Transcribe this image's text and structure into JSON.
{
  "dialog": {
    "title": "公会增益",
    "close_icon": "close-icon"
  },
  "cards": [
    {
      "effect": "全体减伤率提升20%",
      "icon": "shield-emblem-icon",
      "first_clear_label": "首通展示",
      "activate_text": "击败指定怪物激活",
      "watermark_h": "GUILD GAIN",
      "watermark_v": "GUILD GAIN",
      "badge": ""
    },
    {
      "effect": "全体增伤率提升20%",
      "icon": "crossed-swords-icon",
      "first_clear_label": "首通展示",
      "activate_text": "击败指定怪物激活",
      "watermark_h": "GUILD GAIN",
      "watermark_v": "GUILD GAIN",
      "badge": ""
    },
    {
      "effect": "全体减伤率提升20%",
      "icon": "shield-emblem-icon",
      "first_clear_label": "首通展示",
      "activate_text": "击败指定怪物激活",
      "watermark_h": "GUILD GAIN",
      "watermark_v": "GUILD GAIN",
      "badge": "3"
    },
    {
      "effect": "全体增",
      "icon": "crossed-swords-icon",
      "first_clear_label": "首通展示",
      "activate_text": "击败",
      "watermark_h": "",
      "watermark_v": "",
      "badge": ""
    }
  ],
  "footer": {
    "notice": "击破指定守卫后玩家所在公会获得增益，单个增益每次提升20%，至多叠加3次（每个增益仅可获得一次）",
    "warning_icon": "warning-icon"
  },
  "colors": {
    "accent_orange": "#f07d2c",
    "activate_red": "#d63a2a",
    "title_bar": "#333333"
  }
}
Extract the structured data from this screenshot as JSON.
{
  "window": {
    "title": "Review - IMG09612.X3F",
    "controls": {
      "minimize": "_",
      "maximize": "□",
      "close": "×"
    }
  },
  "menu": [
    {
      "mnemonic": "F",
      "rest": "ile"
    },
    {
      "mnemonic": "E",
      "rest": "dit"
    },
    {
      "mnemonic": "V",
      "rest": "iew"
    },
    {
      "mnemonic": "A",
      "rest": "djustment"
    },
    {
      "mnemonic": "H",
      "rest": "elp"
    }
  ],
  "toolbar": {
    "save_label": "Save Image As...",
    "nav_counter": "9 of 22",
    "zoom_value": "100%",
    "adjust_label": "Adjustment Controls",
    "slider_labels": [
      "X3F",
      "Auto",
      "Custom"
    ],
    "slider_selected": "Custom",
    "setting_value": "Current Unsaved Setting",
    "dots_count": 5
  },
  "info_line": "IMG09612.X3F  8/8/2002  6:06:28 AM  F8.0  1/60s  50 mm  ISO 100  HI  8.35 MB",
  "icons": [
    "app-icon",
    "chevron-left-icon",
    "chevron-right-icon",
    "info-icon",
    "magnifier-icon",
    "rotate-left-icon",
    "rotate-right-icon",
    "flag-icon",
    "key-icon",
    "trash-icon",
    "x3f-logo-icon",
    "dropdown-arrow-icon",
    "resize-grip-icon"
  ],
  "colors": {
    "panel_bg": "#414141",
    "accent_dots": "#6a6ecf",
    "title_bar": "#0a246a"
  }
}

_____

▶ [The problem]: Every entry must be retyped in full, exactly as given.

▶ [The reply]:
Transcribe this image's text and structure into JSON.
{
  "dialog": {
    "title": "公会增益",
    "close_icon": "close-icon"
  },
  "cards": [
    {
      "effect": "全体减伤率提升20%",
      "icon": "shield-emblem-icon",
      "first_clear_label": "首通展示",
      "activate_text": "击败指定怪物激活",
      "watermark_h": "GUILD GAIN",
      "watermark_v": "GUILD GAIN",
      "badge": ""
    },
    {
      "effect": "全体增伤率提升20%",
      "icon": "crossed-swords-icon",
      "first_clear_label": "首通展示",
      "activate_text": "击败指定怪物激活",
      "watermark_h": "GUILD GAIN",
      "watermark_v": "GUILD GAIN",
      "badge": ""
    },
    {
      "effect": "全体减伤率提升20%",
      "icon": "shield-emblem-icon",
      "first_clear_label": "首通展示",
      "activate_text": "击败指定怪物激活",
      "watermark_h": "GUILD GAIN",
      "watermark_v": "GUILD GAIN",
      "badge": "3"
    },
    {
      "effect": "全体增",
      "icon": "crossed-swords-icon",
      "first_clear_label": "首通展示",
      "activate_text": "击败",
      "watermark_h": "",
      "watermark_v": "",
      "badge": ""
    }
  ],
  "footer": {
    "notice": "击破指定守卫后玩家所在公会获得增益，单个增益每次提升20%，至多叠加3次（每个增益仅可获得一次）",
    "warning_icon": "warning-icon"
  },
  "colors": {
    "accent_orange": "#f07d2c",
    "activate_red": "#d63a2a",
    "title_bar": "#333333"
  }
}
Extract the structured data from this screenshot as JSON.
{
  "window": {
    "title": "Review - IMG09612.X3F",
    "controls": {
      "minimize": "_",
      "maximize": "□",
      "close": "×"
    }
  },
  "menu": [
    {
      "mnemonic": "F",
      "rest": "ile"
    },
    {
      "mnemonic": "E",
      "rest": "dit"
    },
    {
      "mnemonic": "V",
      "rest": "iew"
    },
    {
      "mnemonic": "A",
      "rest": "djustment"
    },
    {
      "mnemonic": "H",
      "rest": "elp"
    }
  ],
  "toolbar": {
    "save_label": "Save Image As...",
    "nav_counter": "9 of 22",
    "zoom_value": "100%",
    "adjust_label": "Adjustment Controls",
    "slider_labels": [
      "X3F",
      "Auto",
      "Custom"
    ],
    "slider_selected": "Custom",
    "setting_value": "Current Unsaved Setting",
    "dots_count": 5
  },
  "info_line": "IMG09612.X3F  8/8/2002  6:06:28 AM  F8.0  1/60s  50 mm  ISO 100  HI  8.35 MB",
  "icons": [
    "app-icon",
    "chevron-left-icon",
    "chevron-right-icon",
    "info-icon",
    "magnifier-icon",
    "rotate-left-icon",
    "rotate-right-icon",
    "flag-icon",
    "key-icon",
    "trash-icon",
    "x3f-logo-icon",
    "dropdown-arrow-icon",
    "resize-grip-icon"
  ],
  "colors": {
    "panel_bg": "#414141",
    "accent_dots": "#6a6ecf",
    "title_bar": "#0a246a"
  }
}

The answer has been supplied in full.